+++ Input records +++
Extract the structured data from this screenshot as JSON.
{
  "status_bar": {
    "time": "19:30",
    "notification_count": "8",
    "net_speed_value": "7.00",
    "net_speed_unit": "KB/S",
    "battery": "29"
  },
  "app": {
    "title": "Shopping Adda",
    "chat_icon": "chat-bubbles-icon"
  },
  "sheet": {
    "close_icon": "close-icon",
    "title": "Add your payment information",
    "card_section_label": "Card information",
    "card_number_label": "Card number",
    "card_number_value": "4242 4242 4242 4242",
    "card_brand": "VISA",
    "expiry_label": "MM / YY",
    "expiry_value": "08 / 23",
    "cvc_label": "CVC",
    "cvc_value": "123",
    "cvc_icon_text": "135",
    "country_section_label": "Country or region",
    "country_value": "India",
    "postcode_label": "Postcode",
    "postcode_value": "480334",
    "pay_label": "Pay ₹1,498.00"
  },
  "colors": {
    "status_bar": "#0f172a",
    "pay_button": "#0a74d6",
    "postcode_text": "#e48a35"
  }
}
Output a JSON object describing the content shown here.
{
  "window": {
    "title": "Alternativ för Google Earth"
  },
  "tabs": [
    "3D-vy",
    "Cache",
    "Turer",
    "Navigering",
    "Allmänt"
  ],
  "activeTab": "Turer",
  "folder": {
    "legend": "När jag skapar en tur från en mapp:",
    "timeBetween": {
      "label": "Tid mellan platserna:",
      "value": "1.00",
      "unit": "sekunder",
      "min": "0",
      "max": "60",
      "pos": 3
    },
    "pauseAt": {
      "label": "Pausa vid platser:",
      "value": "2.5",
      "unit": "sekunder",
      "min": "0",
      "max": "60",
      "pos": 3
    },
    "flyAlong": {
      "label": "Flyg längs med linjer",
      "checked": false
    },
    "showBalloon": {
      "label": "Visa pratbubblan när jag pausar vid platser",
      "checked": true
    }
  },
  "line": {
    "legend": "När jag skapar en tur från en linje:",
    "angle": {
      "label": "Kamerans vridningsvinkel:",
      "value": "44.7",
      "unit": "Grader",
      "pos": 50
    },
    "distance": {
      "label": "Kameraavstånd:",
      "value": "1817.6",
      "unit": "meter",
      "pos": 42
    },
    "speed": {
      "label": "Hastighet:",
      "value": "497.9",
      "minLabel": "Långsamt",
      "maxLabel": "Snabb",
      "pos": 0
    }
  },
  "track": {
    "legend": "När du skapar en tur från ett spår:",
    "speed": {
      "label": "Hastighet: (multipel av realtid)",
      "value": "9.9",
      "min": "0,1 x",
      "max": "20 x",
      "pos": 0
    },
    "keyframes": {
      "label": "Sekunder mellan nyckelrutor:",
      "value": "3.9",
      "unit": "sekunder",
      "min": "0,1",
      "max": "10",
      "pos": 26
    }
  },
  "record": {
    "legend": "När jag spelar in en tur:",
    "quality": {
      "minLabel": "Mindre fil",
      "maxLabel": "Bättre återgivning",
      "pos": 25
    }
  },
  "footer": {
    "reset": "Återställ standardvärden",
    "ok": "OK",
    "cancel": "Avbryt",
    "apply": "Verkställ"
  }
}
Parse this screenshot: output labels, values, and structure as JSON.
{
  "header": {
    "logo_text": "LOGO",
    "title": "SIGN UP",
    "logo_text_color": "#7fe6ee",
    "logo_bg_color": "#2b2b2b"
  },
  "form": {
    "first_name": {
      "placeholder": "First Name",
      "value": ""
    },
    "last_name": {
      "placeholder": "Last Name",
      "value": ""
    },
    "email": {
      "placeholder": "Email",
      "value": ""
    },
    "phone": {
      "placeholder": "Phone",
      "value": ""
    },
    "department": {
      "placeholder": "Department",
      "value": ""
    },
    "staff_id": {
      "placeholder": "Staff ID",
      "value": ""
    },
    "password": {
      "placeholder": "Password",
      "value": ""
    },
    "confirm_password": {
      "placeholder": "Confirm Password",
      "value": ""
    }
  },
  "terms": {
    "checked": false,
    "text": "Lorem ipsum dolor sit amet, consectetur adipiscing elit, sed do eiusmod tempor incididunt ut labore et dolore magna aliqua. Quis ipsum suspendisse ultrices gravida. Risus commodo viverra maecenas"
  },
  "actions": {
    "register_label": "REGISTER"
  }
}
+++
# Goal of the exercise:
Pull out each line of the entries that contains "this".

# Reply:
Extract the structured data from this screenshot as JSON.
Parse this screenshot: output labels, values, and structure as JSON.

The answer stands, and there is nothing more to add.